[BEGIN DATASET ENTRIES]
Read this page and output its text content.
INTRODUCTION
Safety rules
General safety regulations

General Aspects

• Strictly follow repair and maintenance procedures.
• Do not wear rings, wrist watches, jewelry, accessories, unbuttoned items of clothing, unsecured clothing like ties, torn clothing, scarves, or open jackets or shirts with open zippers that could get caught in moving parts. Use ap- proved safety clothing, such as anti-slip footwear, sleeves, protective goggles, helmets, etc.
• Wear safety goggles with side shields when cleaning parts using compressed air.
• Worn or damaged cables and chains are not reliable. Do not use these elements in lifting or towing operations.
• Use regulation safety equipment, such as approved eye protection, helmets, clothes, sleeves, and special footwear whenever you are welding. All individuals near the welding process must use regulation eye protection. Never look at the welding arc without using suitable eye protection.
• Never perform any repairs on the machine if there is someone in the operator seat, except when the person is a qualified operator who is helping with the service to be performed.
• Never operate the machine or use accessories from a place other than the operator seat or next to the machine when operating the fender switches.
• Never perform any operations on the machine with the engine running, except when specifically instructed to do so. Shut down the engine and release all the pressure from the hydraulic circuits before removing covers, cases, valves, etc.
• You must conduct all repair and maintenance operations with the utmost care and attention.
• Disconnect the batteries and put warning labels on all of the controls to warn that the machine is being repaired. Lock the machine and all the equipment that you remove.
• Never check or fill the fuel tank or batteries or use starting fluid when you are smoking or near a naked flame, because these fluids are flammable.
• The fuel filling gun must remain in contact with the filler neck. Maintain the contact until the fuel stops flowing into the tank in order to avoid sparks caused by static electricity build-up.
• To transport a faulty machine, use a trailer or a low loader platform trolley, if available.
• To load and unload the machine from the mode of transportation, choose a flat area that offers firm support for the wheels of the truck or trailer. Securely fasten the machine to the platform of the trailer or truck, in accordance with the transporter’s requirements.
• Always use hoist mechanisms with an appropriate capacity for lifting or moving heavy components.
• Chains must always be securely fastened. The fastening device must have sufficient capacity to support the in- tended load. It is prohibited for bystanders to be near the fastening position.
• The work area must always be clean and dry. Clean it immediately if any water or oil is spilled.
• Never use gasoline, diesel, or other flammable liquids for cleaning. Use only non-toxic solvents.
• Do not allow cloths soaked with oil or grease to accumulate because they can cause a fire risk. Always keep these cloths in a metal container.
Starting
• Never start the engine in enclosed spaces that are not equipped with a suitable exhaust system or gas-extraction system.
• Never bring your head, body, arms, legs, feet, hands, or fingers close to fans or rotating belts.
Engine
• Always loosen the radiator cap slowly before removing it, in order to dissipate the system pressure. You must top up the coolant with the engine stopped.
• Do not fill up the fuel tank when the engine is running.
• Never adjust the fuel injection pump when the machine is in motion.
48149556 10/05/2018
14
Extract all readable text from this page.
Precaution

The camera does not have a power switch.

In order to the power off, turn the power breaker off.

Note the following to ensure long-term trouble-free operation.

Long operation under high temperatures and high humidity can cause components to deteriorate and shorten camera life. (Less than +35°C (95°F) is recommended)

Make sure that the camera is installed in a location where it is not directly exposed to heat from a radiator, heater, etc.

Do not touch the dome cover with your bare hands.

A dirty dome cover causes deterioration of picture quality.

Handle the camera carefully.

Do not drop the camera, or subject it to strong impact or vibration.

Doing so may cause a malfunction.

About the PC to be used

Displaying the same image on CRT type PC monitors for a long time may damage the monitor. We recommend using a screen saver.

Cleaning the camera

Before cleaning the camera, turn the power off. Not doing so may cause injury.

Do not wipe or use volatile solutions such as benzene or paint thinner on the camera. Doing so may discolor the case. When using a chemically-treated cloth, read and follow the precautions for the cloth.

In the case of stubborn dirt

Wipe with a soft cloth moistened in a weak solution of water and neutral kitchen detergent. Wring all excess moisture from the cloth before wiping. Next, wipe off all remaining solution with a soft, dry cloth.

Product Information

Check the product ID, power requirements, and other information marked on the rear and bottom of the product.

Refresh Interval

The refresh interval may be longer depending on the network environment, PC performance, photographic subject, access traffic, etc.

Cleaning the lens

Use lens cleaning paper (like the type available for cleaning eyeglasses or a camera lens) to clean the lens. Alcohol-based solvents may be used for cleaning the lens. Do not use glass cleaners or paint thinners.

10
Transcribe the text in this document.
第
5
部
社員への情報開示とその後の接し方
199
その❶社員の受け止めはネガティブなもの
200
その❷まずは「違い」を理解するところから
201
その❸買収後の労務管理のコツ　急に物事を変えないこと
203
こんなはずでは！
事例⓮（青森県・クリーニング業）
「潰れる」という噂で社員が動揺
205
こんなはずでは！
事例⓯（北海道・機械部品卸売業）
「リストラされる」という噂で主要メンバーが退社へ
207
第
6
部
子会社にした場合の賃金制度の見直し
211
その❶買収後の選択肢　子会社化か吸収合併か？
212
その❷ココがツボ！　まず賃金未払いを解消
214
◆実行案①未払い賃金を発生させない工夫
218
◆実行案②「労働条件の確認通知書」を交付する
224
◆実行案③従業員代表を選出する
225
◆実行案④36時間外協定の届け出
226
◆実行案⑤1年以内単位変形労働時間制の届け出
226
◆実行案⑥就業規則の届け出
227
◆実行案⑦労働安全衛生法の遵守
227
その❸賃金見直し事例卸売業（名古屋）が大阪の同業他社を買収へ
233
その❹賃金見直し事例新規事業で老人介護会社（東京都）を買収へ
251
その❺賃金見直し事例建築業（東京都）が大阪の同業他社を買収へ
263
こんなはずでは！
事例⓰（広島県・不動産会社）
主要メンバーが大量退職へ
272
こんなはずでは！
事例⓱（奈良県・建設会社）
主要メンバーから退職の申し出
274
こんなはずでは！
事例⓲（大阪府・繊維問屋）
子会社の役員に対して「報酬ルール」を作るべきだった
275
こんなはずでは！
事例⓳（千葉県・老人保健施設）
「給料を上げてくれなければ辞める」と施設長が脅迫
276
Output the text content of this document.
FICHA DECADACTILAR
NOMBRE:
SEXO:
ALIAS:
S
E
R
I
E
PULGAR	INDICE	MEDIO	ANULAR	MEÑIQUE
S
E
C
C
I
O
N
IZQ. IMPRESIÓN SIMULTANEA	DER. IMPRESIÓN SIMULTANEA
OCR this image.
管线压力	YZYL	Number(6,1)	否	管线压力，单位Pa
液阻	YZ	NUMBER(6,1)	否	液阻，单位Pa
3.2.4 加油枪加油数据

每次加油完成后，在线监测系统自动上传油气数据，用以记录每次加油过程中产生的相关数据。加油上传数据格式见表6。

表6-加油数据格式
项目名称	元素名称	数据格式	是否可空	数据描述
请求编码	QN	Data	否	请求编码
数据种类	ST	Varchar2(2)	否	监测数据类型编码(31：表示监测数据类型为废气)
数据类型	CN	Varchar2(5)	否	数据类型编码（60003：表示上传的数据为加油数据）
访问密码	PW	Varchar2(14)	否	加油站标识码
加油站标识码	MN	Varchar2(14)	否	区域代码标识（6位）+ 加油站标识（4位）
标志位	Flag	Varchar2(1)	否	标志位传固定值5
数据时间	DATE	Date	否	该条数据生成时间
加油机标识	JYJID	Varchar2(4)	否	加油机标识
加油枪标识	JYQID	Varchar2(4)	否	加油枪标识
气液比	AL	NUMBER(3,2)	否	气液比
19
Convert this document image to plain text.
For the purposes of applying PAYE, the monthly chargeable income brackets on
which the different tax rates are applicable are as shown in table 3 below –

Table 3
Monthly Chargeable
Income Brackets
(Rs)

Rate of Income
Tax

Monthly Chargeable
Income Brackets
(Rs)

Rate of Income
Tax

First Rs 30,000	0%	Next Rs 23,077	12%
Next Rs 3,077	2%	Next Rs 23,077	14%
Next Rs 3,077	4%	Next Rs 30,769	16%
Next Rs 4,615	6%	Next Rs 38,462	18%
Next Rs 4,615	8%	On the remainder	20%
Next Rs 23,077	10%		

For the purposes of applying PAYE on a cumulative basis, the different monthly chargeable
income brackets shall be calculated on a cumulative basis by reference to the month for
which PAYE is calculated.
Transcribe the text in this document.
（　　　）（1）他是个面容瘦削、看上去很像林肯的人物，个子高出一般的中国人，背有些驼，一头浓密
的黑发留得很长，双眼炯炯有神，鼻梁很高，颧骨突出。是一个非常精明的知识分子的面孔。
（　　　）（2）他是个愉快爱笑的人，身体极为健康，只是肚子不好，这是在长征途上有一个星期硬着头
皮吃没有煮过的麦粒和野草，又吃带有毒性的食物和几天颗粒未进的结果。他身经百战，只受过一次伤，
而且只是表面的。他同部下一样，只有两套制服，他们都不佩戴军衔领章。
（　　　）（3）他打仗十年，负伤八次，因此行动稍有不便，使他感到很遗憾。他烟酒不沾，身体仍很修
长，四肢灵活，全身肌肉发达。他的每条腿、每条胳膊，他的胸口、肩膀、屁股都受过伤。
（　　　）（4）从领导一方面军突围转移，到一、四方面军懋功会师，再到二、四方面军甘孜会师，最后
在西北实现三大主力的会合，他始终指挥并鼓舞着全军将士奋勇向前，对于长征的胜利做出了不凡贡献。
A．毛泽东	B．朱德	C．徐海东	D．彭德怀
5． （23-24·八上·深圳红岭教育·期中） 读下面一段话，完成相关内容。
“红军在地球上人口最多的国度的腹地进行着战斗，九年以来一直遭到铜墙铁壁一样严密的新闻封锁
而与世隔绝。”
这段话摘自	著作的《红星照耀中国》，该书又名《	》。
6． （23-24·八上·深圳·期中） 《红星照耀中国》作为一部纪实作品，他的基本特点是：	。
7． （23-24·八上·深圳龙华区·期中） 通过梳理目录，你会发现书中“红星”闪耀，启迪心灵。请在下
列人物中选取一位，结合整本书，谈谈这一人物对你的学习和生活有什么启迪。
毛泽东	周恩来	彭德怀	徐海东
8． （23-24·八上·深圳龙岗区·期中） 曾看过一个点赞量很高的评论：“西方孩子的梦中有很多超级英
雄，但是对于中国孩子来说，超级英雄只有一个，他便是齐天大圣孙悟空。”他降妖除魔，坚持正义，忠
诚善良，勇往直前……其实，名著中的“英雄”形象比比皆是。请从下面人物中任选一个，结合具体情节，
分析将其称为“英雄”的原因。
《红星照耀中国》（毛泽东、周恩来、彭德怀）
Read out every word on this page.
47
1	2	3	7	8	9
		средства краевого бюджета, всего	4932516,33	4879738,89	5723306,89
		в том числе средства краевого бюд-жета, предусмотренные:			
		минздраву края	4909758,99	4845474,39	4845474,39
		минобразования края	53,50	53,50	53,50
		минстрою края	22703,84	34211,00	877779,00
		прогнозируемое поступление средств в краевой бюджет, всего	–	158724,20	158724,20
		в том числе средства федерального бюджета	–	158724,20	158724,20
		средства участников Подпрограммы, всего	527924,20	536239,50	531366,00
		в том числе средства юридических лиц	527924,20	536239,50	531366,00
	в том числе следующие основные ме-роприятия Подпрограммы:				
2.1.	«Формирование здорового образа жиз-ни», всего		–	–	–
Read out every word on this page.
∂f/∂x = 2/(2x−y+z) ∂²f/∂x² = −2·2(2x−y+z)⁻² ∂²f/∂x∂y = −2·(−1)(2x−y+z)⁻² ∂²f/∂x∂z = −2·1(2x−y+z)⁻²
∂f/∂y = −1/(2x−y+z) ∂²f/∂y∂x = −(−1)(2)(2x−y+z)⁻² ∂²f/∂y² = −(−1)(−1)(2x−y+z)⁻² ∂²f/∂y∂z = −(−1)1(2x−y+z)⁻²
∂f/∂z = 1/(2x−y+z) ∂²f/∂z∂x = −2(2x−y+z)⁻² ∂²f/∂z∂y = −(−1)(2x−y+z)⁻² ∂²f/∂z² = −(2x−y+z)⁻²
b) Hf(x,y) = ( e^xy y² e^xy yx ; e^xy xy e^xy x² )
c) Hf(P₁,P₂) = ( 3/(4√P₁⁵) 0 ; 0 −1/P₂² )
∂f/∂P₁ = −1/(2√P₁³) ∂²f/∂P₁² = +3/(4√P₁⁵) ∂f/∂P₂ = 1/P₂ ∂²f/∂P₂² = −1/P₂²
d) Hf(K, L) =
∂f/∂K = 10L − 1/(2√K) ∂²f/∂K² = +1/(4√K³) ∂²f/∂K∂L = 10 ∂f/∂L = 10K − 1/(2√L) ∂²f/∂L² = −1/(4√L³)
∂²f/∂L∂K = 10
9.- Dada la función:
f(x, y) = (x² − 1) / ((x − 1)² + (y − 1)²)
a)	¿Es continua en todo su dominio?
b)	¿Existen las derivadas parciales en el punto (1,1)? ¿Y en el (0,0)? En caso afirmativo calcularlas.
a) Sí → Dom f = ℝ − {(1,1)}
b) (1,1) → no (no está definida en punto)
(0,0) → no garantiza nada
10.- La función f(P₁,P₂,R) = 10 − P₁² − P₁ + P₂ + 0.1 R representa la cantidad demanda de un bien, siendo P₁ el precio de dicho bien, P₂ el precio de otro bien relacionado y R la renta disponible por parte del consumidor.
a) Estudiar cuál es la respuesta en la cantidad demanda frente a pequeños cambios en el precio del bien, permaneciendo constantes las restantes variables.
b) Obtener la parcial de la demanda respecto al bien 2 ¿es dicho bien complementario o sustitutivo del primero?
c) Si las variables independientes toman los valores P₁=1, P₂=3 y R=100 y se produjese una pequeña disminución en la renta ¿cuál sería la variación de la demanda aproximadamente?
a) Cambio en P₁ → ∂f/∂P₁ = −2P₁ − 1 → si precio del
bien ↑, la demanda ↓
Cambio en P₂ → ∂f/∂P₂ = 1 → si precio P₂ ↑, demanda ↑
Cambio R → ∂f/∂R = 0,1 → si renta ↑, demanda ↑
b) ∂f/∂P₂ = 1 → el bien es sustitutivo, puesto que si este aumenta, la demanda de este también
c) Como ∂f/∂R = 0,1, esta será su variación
[END DATASET ENTRIES]
Copy whichever lines in the listing above contain the word "が大阪の同業他社を買収へ".

* OUTPUT
その❸賃金見直し事例卸売業（名古屋）が大阪の同業他社を買収へ
その❺賃金見直し事例建築業（東京都）が大阪の同業他社を買収へ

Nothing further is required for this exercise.